- [Aim]:
Go through the entries below and copy each line containing the word "台激光雷达".

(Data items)
::::::::::
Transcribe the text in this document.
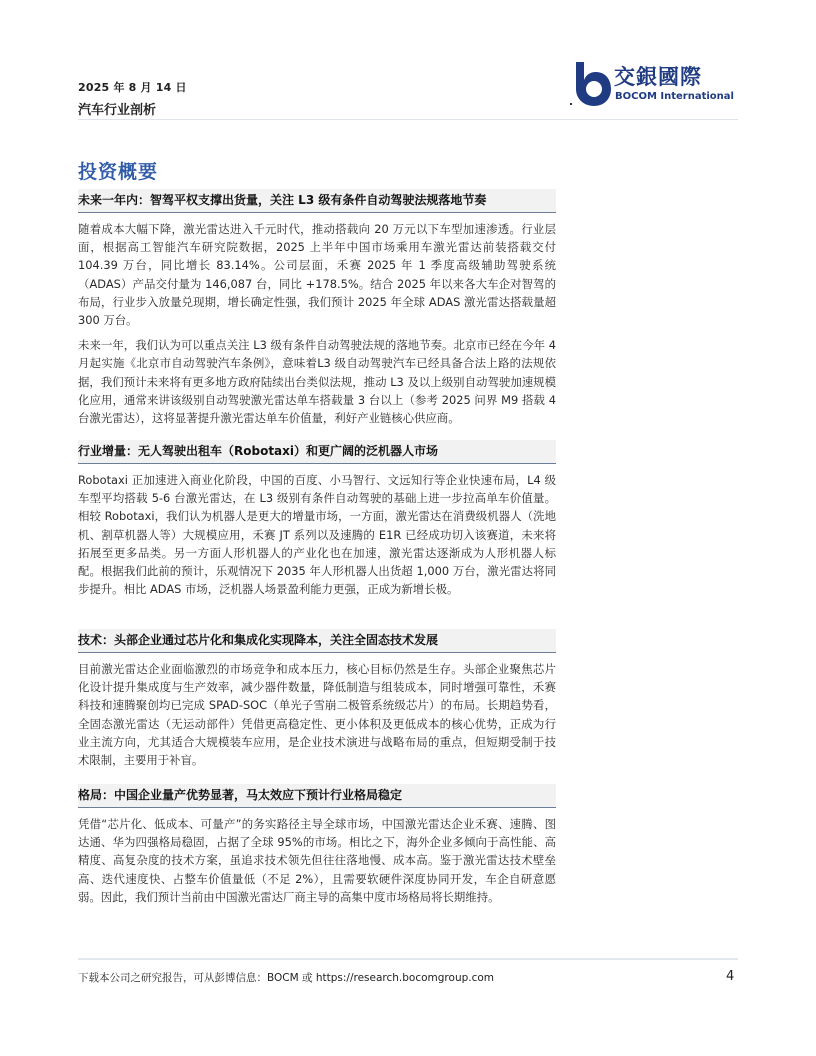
2025 年 8 月 14 日
汽车行业剖析
交銀國際
BOCOM International
投资概要
未来一年内：智驾平权支撑出货量，关注 L3 级有条件自动驾驶法规落地节奏

随着成本大幅下降，激光雷达进入千元时代，推动搭载向 20 万元以下车型加速渗透。行业层面，根据高工智能汽车研究院数据，2025 上半年中国市场乘用车激光雷达前装搭载交付 104.39 万台，同比增长 83.14%。公司层面，禾赛 2025 年 1 季度高级辅助驾驶系统（ADAS）产品交付量为 146,087 台，同比 +178.5%。结合 2025 年以来各大车企对智驾的布局，行业步入放量兑现期，增长确定性强，我们预计 2025 年全球 ADAS 激光雷达搭载量超 300 万台。

未来一年，我们认为可以重点关注 L3 级有条件自动驾驶法规的落地节奏。北京市已经在今年 4 月起实施《北京市自动驾驶汽车条例》，意味着L3 级自动驾驶汽车已经具备合法上路的法规依据，我们预计未来将有更多地方政府陆续出台类似法规，推动 L3 及以上级别自动驾驶加速规模化应用，通常来讲该级别自动驾驶激光雷达单车搭载量 3 台以上（参考 2025 问界 M9 搭载 4 台激光雷达），这将显著提升激光雷达单车价值量，利好产业链核心供应商。

行业增量：无人驾驶出租车（Robotaxi）和更广阔的泛机器人市场

Robotaxi 正加速进入商业化阶段，中国的百度、小马智行、文远知行等企业快速布局，L4 级车型平均搭载 5-6 台激光雷达，在 L3 级别有条件自动驾驶的基础上进一步拉高单车价值量。相较 Robotaxi，我们认为机器人是更大的增量市场，一方面，激光雷达在消费级机器人（洗地机、割草机器人等）大规模应用，禾赛 JT 系列以及速腾的 E1R 已经成功切入该赛道，未来将拓展至更多品类。另一方面人形机器人的产业化也在加速，激光雷达逐渐成为人形机器人标配。根据我们此前的预计，乐观情况下 2035 年人形机器人出货超 1,000 万台，激光雷达将同步提升。相比 ADAS 市场，泛机器人场景盈利能力更强，正成为新增长极。

技术：头部企业通过芯片化和集成化实现降本，关注全固态技术发展

目前激光雷达企业面临激烈的市场竞争和成本压力，核心目标仍然是生存。头部企业聚焦芯片化设计提升集成度与生产效率，减少器件数量，降低制造与组装成本，同时增强可靠性，禾赛科技和速腾聚创均已完成 SPAD-SOC（单光子雪崩二极管系统级芯片）的布局。长期趋势看，全固态激光雷达（无运动部件）凭借更高稳定性、更小体积及更低成本的核心优势，正成为行业主流方向，尤其适合大规模装车应用，是企业技术演进与战略布局的重点，但短期受制于技术限制，主要用于补盲。

格局：中国企业量产优势显著，马太效应下预计行业格局稳定

凭借“芯片化、低成本、可量产”的务实路径主导全球市场，中国激光雷达企业禾赛、速腾、图达通、华为四强格局稳固，占据了全球 95%的市场。相比之下，海外企业多倾向于高性能、高精度、高复杂度的技术方案，虽追求技术领先但往往落地慢、成本高。鉴于激光雷达技术壁垒高、迭代速度快、占整车价值量低（不足 2%），且需要软硬件深度协同开发，车企自研意愿弱。因此，我们预计当前由中国激光雷达厂商主导的高集中度市场格局将长期维持。

下载本公司之研究报告，可从彭博信息：BOCM 或 https://research.bocomgroup.com	4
::::::::::
- [Output below]:
未来一年，我们认为可以重点关注 L3 级有条件自动驾驶法规的落地节奏。北京市已经在今年 4 月起实施《北京市自动驾驶汽车条例》，意味着L3 级自动驾驶汽车已经具备合法上路的法规依据，我们预计未来将有更多地方政府陆续出台类似法规，推动 L3 及以上级别自动驾驶加速规模化应用，通常来讲该级别自动驾驶激光雷达单车搭载量 3 台以上（参考 2025 问界 M9 搭载 4 台激光雷达），这将显著提升激光雷达单车价值量，利好产业链核心供应商。
Robotaxi 正加速进入商业化阶段，中国的百度、小马智行、文远知行等企业快速布局，L4 级车型平均搭载 5-6 台激光雷达，在 L3 级别有条件自动驾驶的基础上进一步拉高单车价值量。相较 Robotaxi，我们认为机器人是更大的增量市场，一方面，激光雷达在消费级机器人（洗地机、割草机器人等）大规模应用，禾赛 JT 系列以及速腾的 E1R 已经成功切入该赛道，未来将拓展至更多品类。另一方面人形机器人的产业化也在加速，激光雷达逐渐成为人形机器人标配。根据我们此前的预计，乐观情况下 2035 年人形机器人出货超 1,000 万台，激光雷达将同步提升。相比 ADAS 市场，泛机器人场景盈利能力更强，正成为新增长极。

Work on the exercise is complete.